### Supplied entries

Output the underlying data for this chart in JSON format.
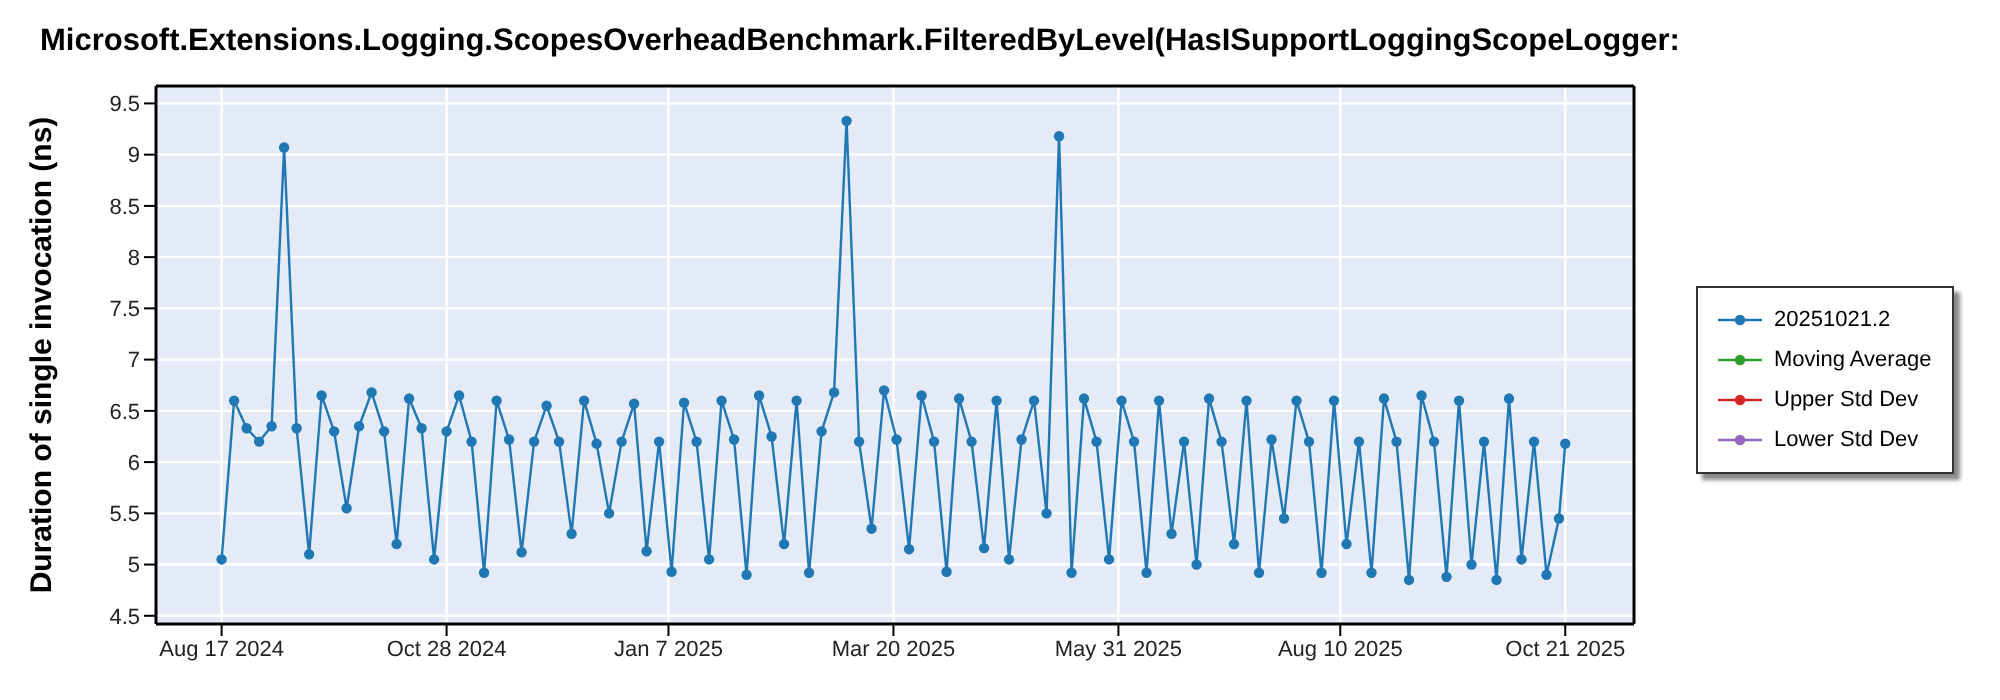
{
  "chart_data": {
    "type": "line",
    "title": "Microsoft.Extensions.Logging.ScopesOverheadBenchmark.FilteredByLevel(HasISupportLoggingScopeLogger:",
    "ylabel": "Duration of single invocation (ns)",
    "x": [
      "2024-08-17",
      "2024-08-21",
      "2024-08-25",
      "2024-08-29",
      "2024-09-02",
      "2024-09-06",
      "2024-09-10",
      "2024-09-14",
      "2024-09-18",
      "2024-09-22",
      "2024-09-26",
      "2024-09-30",
      "2024-10-04",
      "2024-10-08",
      "2024-10-12",
      "2024-10-16",
      "2024-10-20",
      "2024-10-24",
      "2024-10-28",
      "2024-11-01",
      "2024-11-05",
      "2024-11-09",
      "2024-11-13",
      "2024-11-17",
      "2024-11-21",
      "2024-11-25",
      "2024-11-29",
      "2024-12-03",
      "2024-12-07",
      "2024-12-11",
      "2024-12-15",
      "2024-12-19",
      "2024-12-23",
      "2024-12-27",
      "2024-12-31",
      "2025-01-04",
      "2025-01-08",
      "2025-01-12",
      "2025-01-16",
      "2025-01-20",
      "2025-01-24",
      "2025-01-28",
      "2025-02-01",
      "2025-02-05",
      "2025-02-09",
      "2025-02-13",
      "2025-02-17",
      "2025-02-21",
      "2025-02-25",
      "2025-03-01",
      "2025-03-05",
      "2025-03-09",
      "2025-03-13",
      "2025-03-17",
      "2025-03-21",
      "2025-03-25",
      "2025-03-29",
      "2025-04-02",
      "2025-04-06",
      "2025-04-10",
      "2025-04-14",
      "2025-04-18",
      "2025-04-22",
      "2025-04-26",
      "2025-04-30",
      "2025-05-04",
      "2025-05-08",
      "2025-05-12",
      "2025-05-16",
      "2025-05-20",
      "2025-05-24",
      "2025-05-28",
      "2025-06-01",
      "2025-06-05",
      "2025-06-09",
      "2025-06-13",
      "2025-06-17",
      "2025-06-21",
      "2025-06-25",
      "2025-06-29",
      "2025-07-03",
      "2025-07-07",
      "2025-07-11",
      "2025-07-15",
      "2025-07-19",
      "2025-07-23",
      "2025-07-27",
      "2025-07-31",
      "2025-08-04",
      "2025-08-08",
      "2025-08-12",
      "2025-08-16",
      "2025-08-20",
      "2025-08-24",
      "2025-08-28",
      "2025-09-01",
      "2025-09-05",
      "2025-09-09",
      "2025-09-13",
      "2025-09-17",
      "2025-09-21",
      "2025-09-25",
      "2025-09-29",
      "2025-10-03",
      "2025-10-07",
      "2025-10-11",
      "2025-10-15",
      "2025-10-19",
      "2025-10-21"
    ],
    "series": [
      {
        "name": "20251021.2",
        "color": "#1f77b4",
        "values": [
          5.05,
          6.6,
          6.33,
          6.2,
          6.35,
          9.07,
          6.33,
          5.1,
          6.65,
          6.3,
          5.55,
          6.35,
          6.68,
          6.3,
          5.2,
          6.62,
          6.33,
          5.05,
          6.3,
          6.65,
          6.2,
          4.92,
          6.6,
          6.22,
          5.12,
          6.2,
          6.55,
          6.2,
          5.3,
          6.6,
          6.18,
          5.5,
          6.2,
          6.57,
          5.13,
          6.2,
          4.93,
          6.58,
          6.2,
          5.05,
          6.6,
          6.22,
          4.9,
          6.65,
          6.25,
          5.2,
          6.6,
          4.92,
          6.3,
          6.68,
          9.33,
          6.2,
          5.35,
          6.7,
          6.22,
          5.15,
          6.65,
          6.2,
          4.93,
          6.62,
          6.2,
          5.16,
          6.6,
          5.05,
          6.22,
          6.6,
          5.5,
          9.18,
          4.92,
          6.62,
          6.2,
          5.05,
          6.6,
          6.2,
          4.92,
          6.6,
          5.3,
          6.2,
          5.0,
          6.62,
          6.2,
          5.2,
          6.6,
          4.92,
          6.22,
          5.45,
          6.6,
          6.2,
          4.92,
          6.6,
          5.2,
          6.2,
          4.92,
          6.62,
          6.2,
          4.85,
          6.65,
          6.2,
          4.88,
          6.6,
          5.0,
          6.2,
          4.85,
          6.62,
          5.05,
          6.2,
          4.9,
          5.45,
          6.18
        ]
      },
      {
        "name": "Moving Average",
        "color": "#2ca02c",
        "values": [
          null,
          null,
          null,
          null,
          null,
          null,
          null,
          null,
          null,
          null,
          null,
          null,
          null,
          null,
          null,
          null,
          null,
          null,
          null,
          null,
          null,
          null,
          null,
          null,
          null,
          null,
          null,
          null,
          null,
          null,
          null,
          null,
          null,
          null,
          null,
          null,
          null,
          null,
          null,
          null,
          null,
          null,
          null,
          null,
          null,
          null,
          null,
          null,
          null,
          null,
          null,
          null,
          null,
          null,
          null,
          null,
          null,
          null,
          null,
          null,
          null,
          null,
          null,
          null,
          null,
          null,
          null,
          null,
          null,
          null,
          null,
          null,
          null,
          null,
          null,
          null,
          null,
          null,
          null,
          null,
          null,
          null,
          null,
          null,
          null,
          null,
          null,
          null,
          null,
          null,
          null,
          null,
          null,
          null,
          null,
          null,
          null,
          null,
          null,
          null,
          null,
          null,
          null,
          null,
          null,
          null,
          null,
          null,
          null
        ]
      },
      {
        "name": "Upper Std Dev",
        "color": "#d62728",
        "values": [
          null,
          null,
          null,
          null,
          null,
          null,
          null,
          null,
          null,
          null,
          null,
          null,
          null,
          null,
          null,
          null,
          null,
          null,
          null,
          null,
          null,
          null,
          null,
          null,
          null,
          null,
          null,
          null,
          null,
          null,
          null,
          null,
          null,
          null,
          null,
          null,
          null,
          null,
          null,
          null,
          null,
          null,
          null,
          null,
          null,
          null,
          null,
          null,
          null,
          null,
          null,
          null,
          null,
          null,
          null,
          null,
          null,
          null,
          null,
          null,
          null,
          null,
          null,
          null,
          null,
          null,
          null,
          null,
          null,
          null,
          null,
          null,
          null,
          null,
          null,
          null,
          null,
          null,
          null,
          null,
          null,
          null,
          null,
          null,
          null,
          null,
          null,
          null,
          null,
          null,
          null,
          null,
          null,
          null,
          null,
          null,
          null,
          null,
          null,
          null,
          null,
          null,
          null,
          null,
          null,
          null,
          null,
          null,
          null
        ]
      },
      {
        "name": "Lower Std Dev",
        "color": "#9467bd",
        "values": [
          null,
          null,
          null,
          null,
          null,
          null,
          null,
          null,
          null,
          null,
          null,
          null,
          null,
          null,
          null,
          null,
          null,
          null,
          null,
          null,
          null,
          null,
          null,
          null,
          null,
          null,
          null,
          null,
          null,
          null,
          null,
          null,
          null,
          null,
          null,
          null,
          null,
          null,
          null,
          null,
          null,
          null,
          null,
          null,
          null,
          null,
          null,
          null,
          null,
          null,
          null,
          null,
          null,
          null,
          null,
          null,
          null,
          null,
          null,
          null,
          null,
          null,
          null,
          null,
          null,
          null,
          null,
          null,
          null,
          null,
          null,
          null,
          null,
          null,
          null,
          null,
          null,
          null,
          null,
          null,
          null,
          null,
          null,
          null,
          null,
          null,
          null,
          null,
          null,
          null,
          null,
          null,
          null,
          null,
          null,
          null,
          null,
          null,
          null,
          null,
          null,
          null,
          null,
          null,
          null,
          null,
          null,
          null,
          null
        ]
      }
    ],
    "xlim": [
      "2024-07-27",
      "2025-11-12"
    ],
    "xticks": [
      {
        "value": "2024-08-17",
        "label": "Aug 17 2024"
      },
      {
        "value": "2024-10-28",
        "label": "Oct 28 2024"
      },
      {
        "value": "2025-01-07",
        "label": "Jan 7 2025"
      },
      {
        "value": "2025-03-20",
        "label": "Mar 20 2025"
      },
      {
        "value": "2025-05-31",
        "label": "May 31 2025"
      },
      {
        "value": "2025-08-10",
        "label": "Aug 10 2025"
      },
      {
        "value": "2025-10-21",
        "label": "Oct 21 2025"
      }
    ],
    "ylim": [
      4.42,
      9.67
    ],
    "yticks": [
      4.5,
      5,
      5.5,
      6,
      6.5,
      7,
      7.5,
      8,
      8.5,
      9,
      9.5
    ],
    "grid": true,
    "legend": "right",
    "marker": "circle",
    "line_style": "solid"
  }
}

######

(Do this): Copy out every line in the listing where the word "color" appears.

(The solution):
        "color": "#1f77b4",
        "color": "#2ca02c",
        "color": "#d62728",
        "color": "#9467bd",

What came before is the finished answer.